Reproduce word for word the stretch of the CO2 storage passage from "More CO2 can" through "2003; Sengul, 2006).".

Source passage
▼
Mean permeability affects CO2 storage capacity and injectivity the most; kv/kh
affects CO2 injectivity storage capacity more than permeability variation, Vk.
More CO2 can be stored in the heterogeneous reservoirs with low mean
permeability; however, high injectivity can be achieved in the uniform
reservoirs with high mean permeability.
Introduction
Carbon sequestration in saline aquifers has been identified as a promising
method of reducing atmospheric CO2 in response to growing concerns over climate
change. Saline aquifers are attractive for such sequestration because of their
large capacity and broad distribution (IPCC, 2005; Hesse et al., 2006; Bryant,
2007; Gibson-Poole et al., 2007). Many projects have been carried out and have
demonstrated the viability of CO2 sequestration in saline aquifers since the
early 1990s (Pruess et al., 2003; Jikich et al., 2003; Sengul, 2006).
▲
Available data
▼
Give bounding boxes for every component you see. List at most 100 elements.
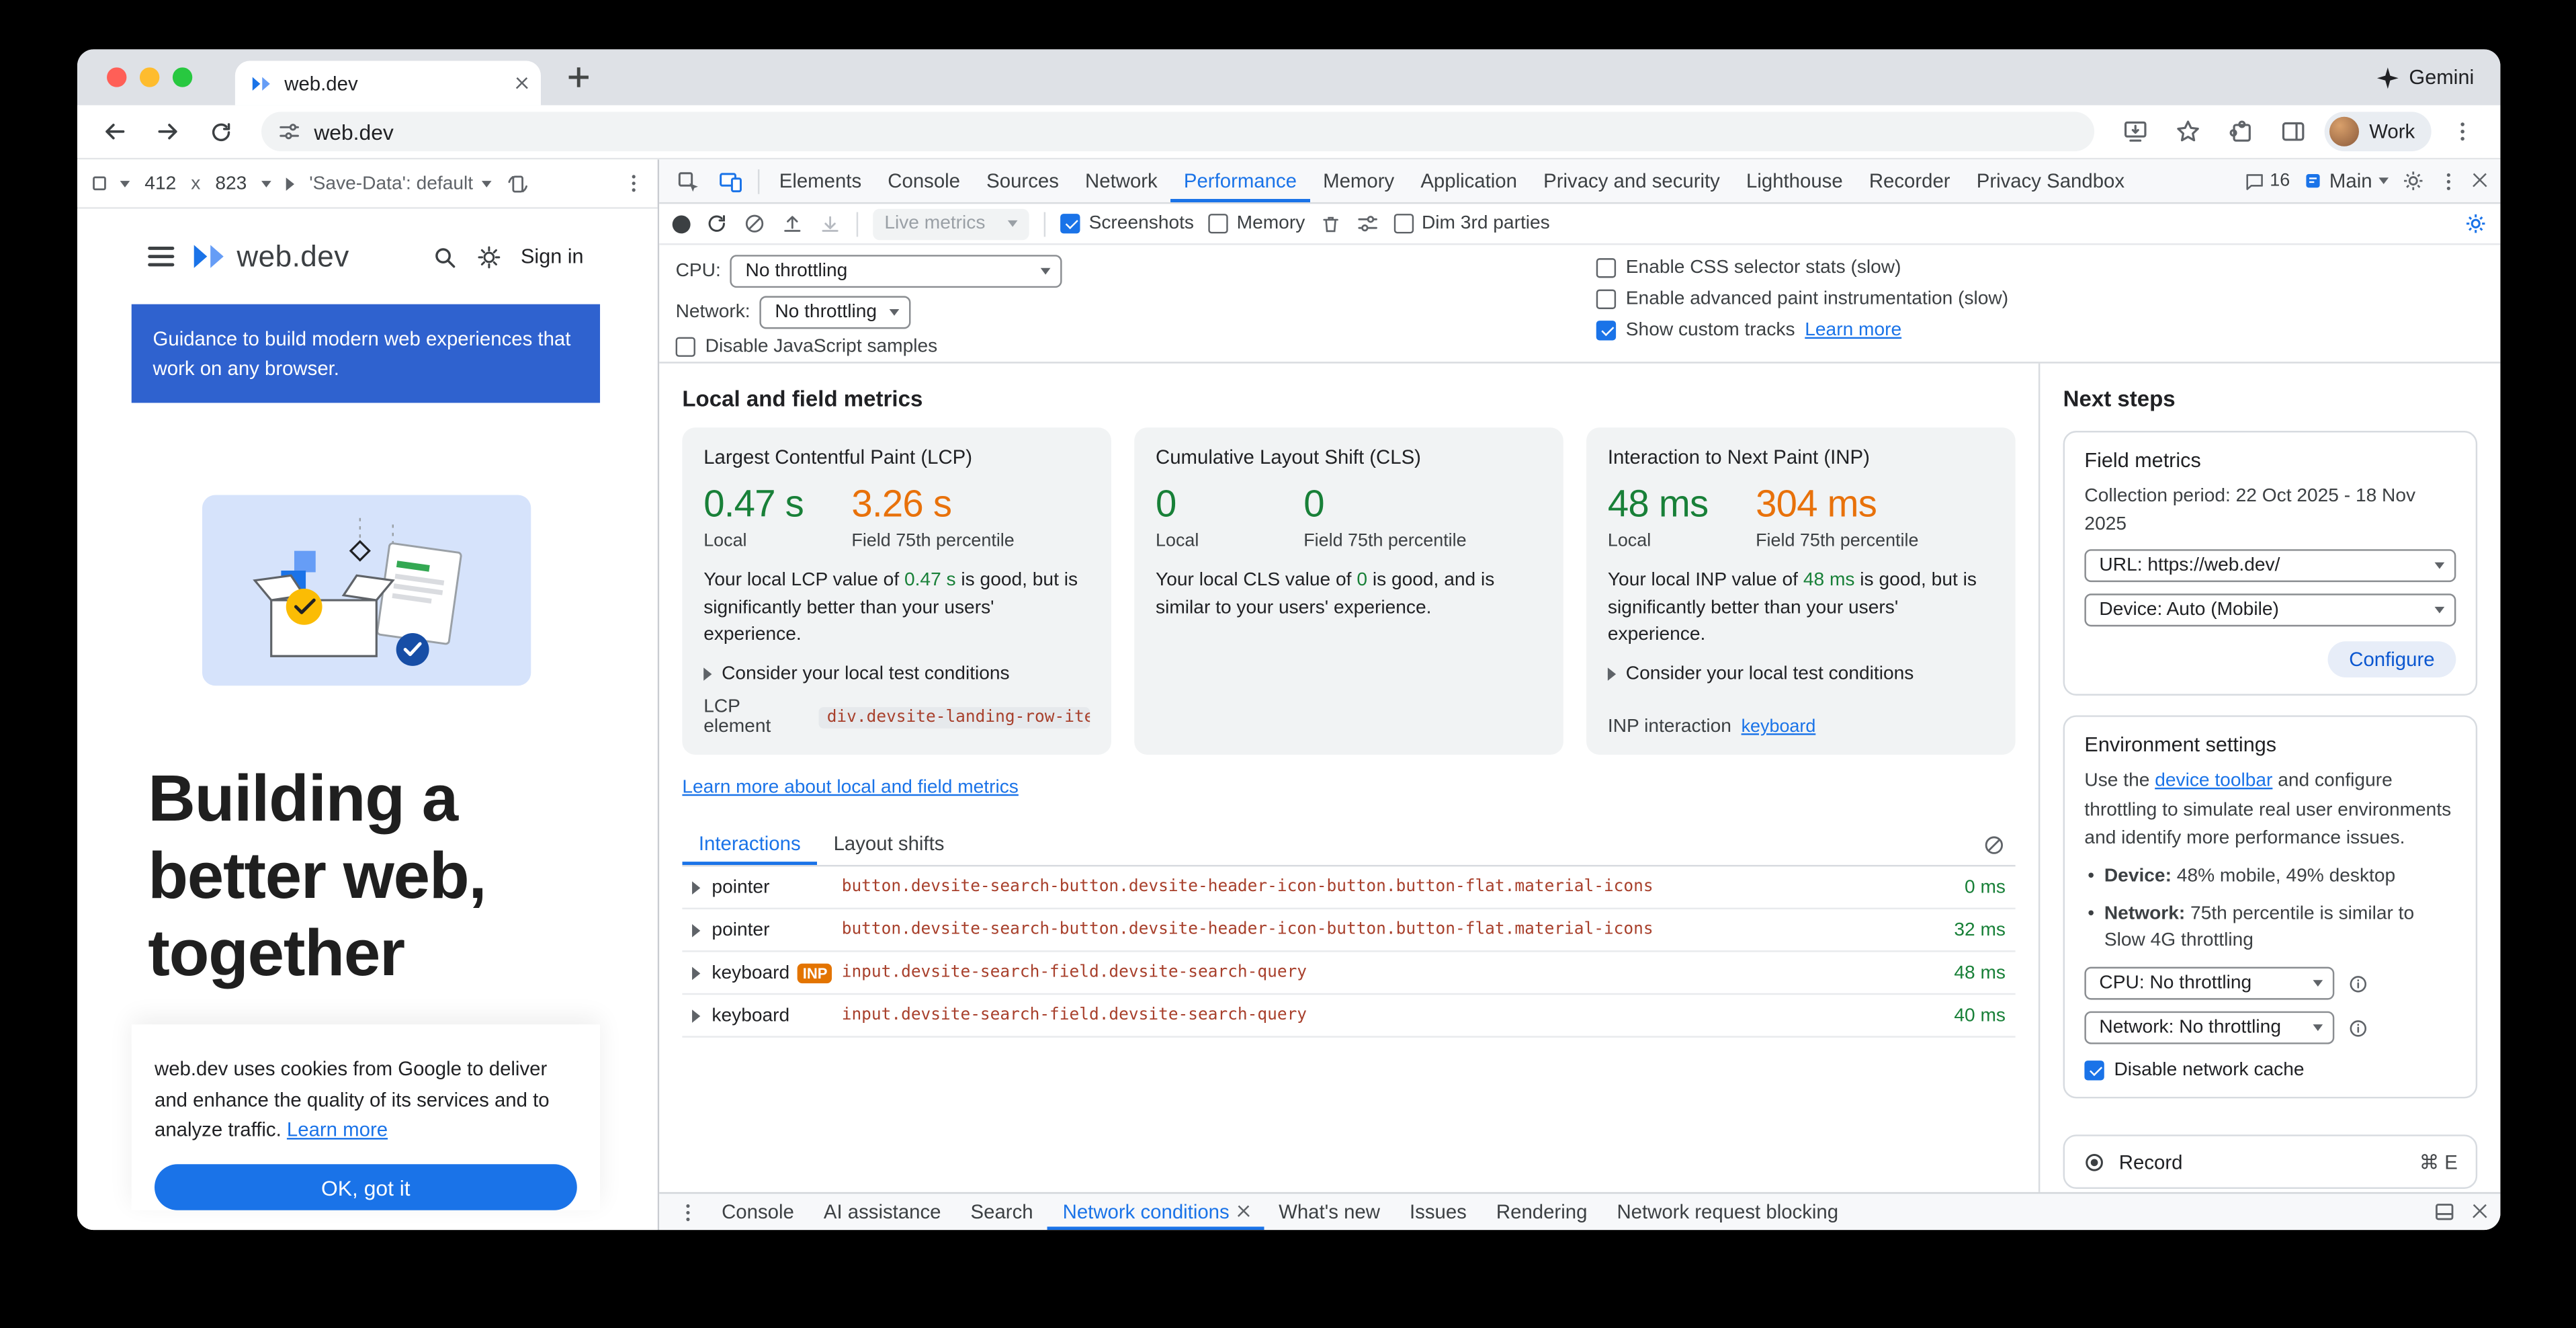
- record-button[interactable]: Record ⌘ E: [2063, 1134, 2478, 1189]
▲
Exercise answer
More CO2 can be stored in the heterogeneous reservoirs with low mean
permeability; however, high injectivity can be achieved in the uniform
reservoirs with high mean permeability.
Introduction
Carbon sequestration in saline aquifers has been identified as a promising
method of reducing atmospheric CO2 in response to growing concerns over climate
change. Saline aquifers are attractive for such sequestration because of their
large capacity and broad distribution (IPCC, 2005; Hesse et al., 2006; Bryant,
2007; Gibson-Poole et al., 2007). Many projects have been carried out and have
demonstrated the viability of CO2 sequestration in saline aquifers since the
early 1990s (Pruess et al., 2003; Jikich et al., 2003; Sengul, 2006).